GIVEN PROBLEM: Reproduce every entry exactly and leave its pictures out.

━━━━━━

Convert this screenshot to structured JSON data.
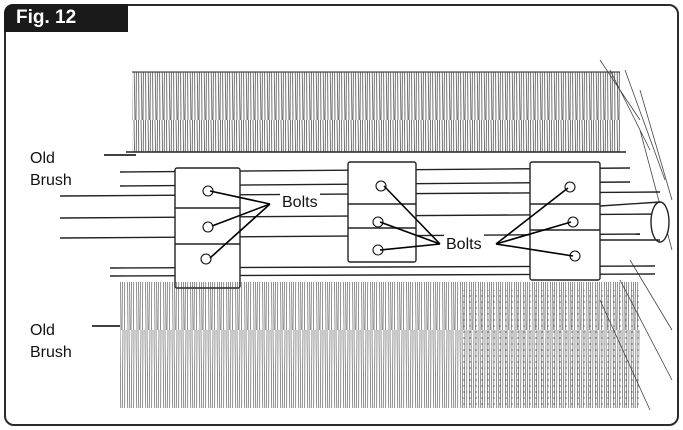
{
  "figure": {
    "label": "Fig. 12",
    "callouts": {
      "old_brush_top": [
        "Old",
        "Brush"
      ],
      "old_brush_bottom": [
        "Old",
        "Brush"
      ],
      "bolts_left": "Bolts",
      "bolts_right": "Bolts"
    }
  },
  "colors": {
    "ink": "#1a1a1a",
    "frame": "#2b2b2b",
    "label_bg": "#1a1a1a",
    "label_text": "#ffffff"
  }
}
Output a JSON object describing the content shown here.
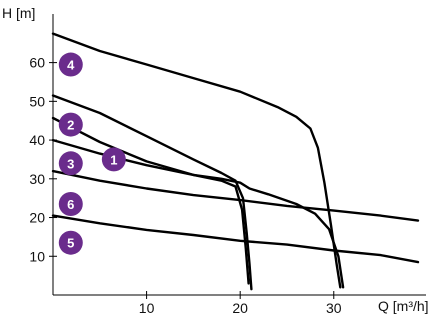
{
  "chart_data": {
    "type": "line",
    "xlabel": "Q [m³/h]",
    "ylabel": "H [m]",
    "xlim": [
      0,
      39
    ],
    "ylim": [
      0,
      71
    ],
    "x_ticks": [
      10,
      20,
      30
    ],
    "y_ticks": [
      10,
      20,
      30,
      40,
      50,
      60
    ],
    "grid": false,
    "colors": {
      "line": "#000000",
      "badge": "#6a2c8c",
      "badge_text": "#ffffff"
    },
    "series": [
      {
        "name": "1",
        "points": [
          [
            0,
            45.7
          ],
          [
            5,
            39.5
          ],
          [
            10,
            34.5
          ],
          [
            15,
            31.0
          ],
          [
            18,
            30.0
          ],
          [
            20,
            29.0
          ],
          [
            21,
            27.5
          ],
          [
            23,
            26.0
          ],
          [
            26,
            23.5
          ],
          [
            28,
            21.0
          ],
          [
            29.5,
            17.0
          ],
          [
            30.5,
            10.0
          ],
          [
            31,
            2.0
          ]
        ]
      },
      {
        "name": "2",
        "points": [
          [
            0,
            51.5
          ],
          [
            5,
            47.0
          ],
          [
            10,
            41.0
          ],
          [
            15,
            35.0
          ],
          [
            18,
            31.5
          ],
          [
            19.5,
            29.5
          ],
          [
            20.3,
            25.0
          ],
          [
            20.7,
            16.0
          ],
          [
            21,
            8.0
          ],
          [
            21.2,
            1.5
          ]
        ]
      },
      {
        "name": "3",
        "points": [
          [
            0,
            40.0
          ],
          [
            5,
            36.5
          ],
          [
            10,
            33.5
          ],
          [
            15,
            31.0
          ],
          [
            18,
            29.5
          ],
          [
            19.5,
            28.0
          ],
          [
            20.2,
            22.0
          ],
          [
            20.6,
            12.0
          ],
          [
            20.9,
            3.0
          ]
        ]
      },
      {
        "name": "4",
        "points": [
          [
            0,
            67.5
          ],
          [
            5,
            63.0
          ],
          [
            10,
            59.5
          ],
          [
            15,
            56.0
          ],
          [
            20,
            52.5
          ],
          [
            24,
            48.5
          ],
          [
            26,
            46.0
          ],
          [
            27.5,
            43.0
          ],
          [
            28.3,
            38.0
          ],
          [
            29,
            29.0
          ],
          [
            29.7,
            18.0
          ],
          [
            30.3,
            8.0
          ],
          [
            30.7,
            2.0
          ]
        ]
      },
      {
        "name": "5",
        "points": [
          [
            0,
            20.5
          ],
          [
            5,
            18.5
          ],
          [
            10,
            16.8
          ],
          [
            15,
            15.5
          ],
          [
            20,
            14.0
          ],
          [
            25,
            13.0
          ],
          [
            30,
            11.5
          ],
          [
            35,
            10.3
          ],
          [
            39,
            8.5
          ]
        ]
      },
      {
        "name": "6",
        "points": [
          [
            0,
            32.0
          ],
          [
            5,
            29.5
          ],
          [
            10,
            27.5
          ],
          [
            15,
            25.8
          ],
          [
            20,
            24.5
          ],
          [
            25,
            23.0
          ],
          [
            30,
            21.8
          ],
          [
            35,
            20.5
          ],
          [
            39,
            19.2
          ]
        ]
      }
    ],
    "annotations": [
      {
        "text": "4",
        "x": 1.9,
        "y": 59.5
      },
      {
        "text": "2",
        "x": 1.9,
        "y": 44.0
      },
      {
        "text": "3",
        "x": 1.9,
        "y": 34.0
      },
      {
        "text": "1",
        "x": 6.5,
        "y": 35.0
      },
      {
        "text": "6",
        "x": 1.9,
        "y": 23.5
      },
      {
        "text": "5",
        "x": 1.9,
        "y": 13.5
      }
    ]
  }
}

━━━━━━

REPLY TO THE TASK:
Convert this screenshot to structured JSON data.
{
  "figure": {
    "label": "Fig. 12",
    "callouts": {
      "old_brush_top": [
        "Old",
        "Brush"
      ],
      "old_brush_bottom": [
        "Old",
        "Brush"
      ],
      "bolts_left": "Bolts",
      "bolts_right": "Bolts"
    }
  },
  "colors": {
    "ink": "#1a1a1a",
    "frame": "#2b2b2b",
    "label_bg": "#1a1a1a",
    "label_text": "#ffffff"
  }
}
Output a JSON object describing the content shown here.
{
  "chart_data": {
    "type": "line",
    "xlabel": "Q [m³/h]",
    "ylabel": "H [m]",
    "xlim": [
      0,
      39
    ],
    "ylim": [
      0,
      71
    ],
    "x_ticks": [
      10,
      20,
      30
    ],
    "y_ticks": [
      10,
      20,
      30,
      40,
      50,
      60
    ],
    "grid": false,
    "colors": {
      "line": "#000000",
      "badge": "#6a2c8c",
      "badge_text": "#ffffff"
    },
    "series": [
      {
        "name": "1",
        "points": [
          [
            0,
            45.7
          ],
          [
            5,
            39.5
          ],
          [
            10,
            34.5
          ],
          [
            15,
            31.0
          ],
          [
            18,
            30.0
          ],
          [
            20,
            29.0
          ],
          [
            21,
            27.5
          ],
          [
            23,
            26.0
          ],
          [
            26,
            23.5
          ],
          [
            28,
            21.0
          ],
          [
            29.5,
            17.0
          ],
          [
            30.5,
            10.0
          ],
          [
            31,
            2.0
          ]
        ]
      },
      {
        "name": "2",
        "points": [
          [
            0,
            51.5
          ],
          [
            5,
            47.0
          ],
          [
            10,
            41.0
          ],
          [
            15,
            35.0
          ],
          [
            18,
            31.5
          ],
          [
            19.5,
            29.5
          ],
          [
            20.3,
            25.0
          ],
          [
            20.7,
            16.0
          ],
          [
            21,
            8.0
          ],
          [
            21.2,
            1.5
          ]
        ]
      },
      {
        "name": "3",
        "points": [
          [
            0,
            40.0
          ],
          [
            5,
            36.5
          ],
          [
            10,
            33.5
          ],
          [
            15,
            31.0
          ],
          [
            18,
            29.5
          ],
          [
            19.5,
            28.0
          ],
          [
            20.2,
            22.0
          ],
          [
            20.6,
            12.0
          ],
          [
            20.9,
            3.0
          ]
        ]
      },
      {
        "name": "4",
        "points": [
          [
            0,
            67.5
          ],
          [
            5,
            63.0
          ],
          [
            10,
            59.5
          ],
          [
            15,
            56.0
          ],
          [
            20,
            52.5
          ],
          [
            24,
            48.5
          ],
          [
            26,
            46.0
          ],
          [
            27.5,
            43.0
          ],
          [
            28.3,
            38.0
          ],
          [
            29,
            29.0
          ],
          [
            29.7,
            18.0
          ],
          [
            30.3,
            8.0
          ],
          [
            30.7,
            2.0
          ]
        ]
      },
      {
        "name": "5",
        "points": [
          [
            0,
            20.5
          ],
          [
            5,
            18.5
          ],
          [
            10,
            16.8
          ],
          [
            15,
            15.5
          ],
          [
            20,
            14.0
          ],
          [
            25,
            13.0
          ],
          [
            30,
            11.5
          ],
          [
            35,
            10.3
          ],
          [
            39,
            8.5
          ]
        ]
      },
      {
        "name": "6",
        "points": [
          [
            0,
            32.0
          ],
          [
            5,
            29.5
          ],
          [
            10,
            27.5
          ],
          [
            15,
            25.8
          ],
          [
            20,
            24.5
          ],
          [
            25,
            23.0
          ],
          [
            30,
            21.8
          ],
          [
            35,
            20.5
          ],
          [
            39,
            19.2
          ]
        ]
      }
    ],
    "annotations": [
      {
        "text": "4",
        "x": 1.9,
        "y": 59.5
      },
      {
        "text": "2",
        "x": 1.9,
        "y": 44.0
      },
      {
        "text": "3",
        "x": 1.9,
        "y": 34.0
      },
      {
        "text": "1",
        "x": 6.5,
        "y": 35.0
      },
      {
        "text": "6",
        "x": 1.9,
        "y": 23.5
      },
      {
        "text": "5",
        "x": 1.9,
        "y": 13.5
      }
    ]
  }
}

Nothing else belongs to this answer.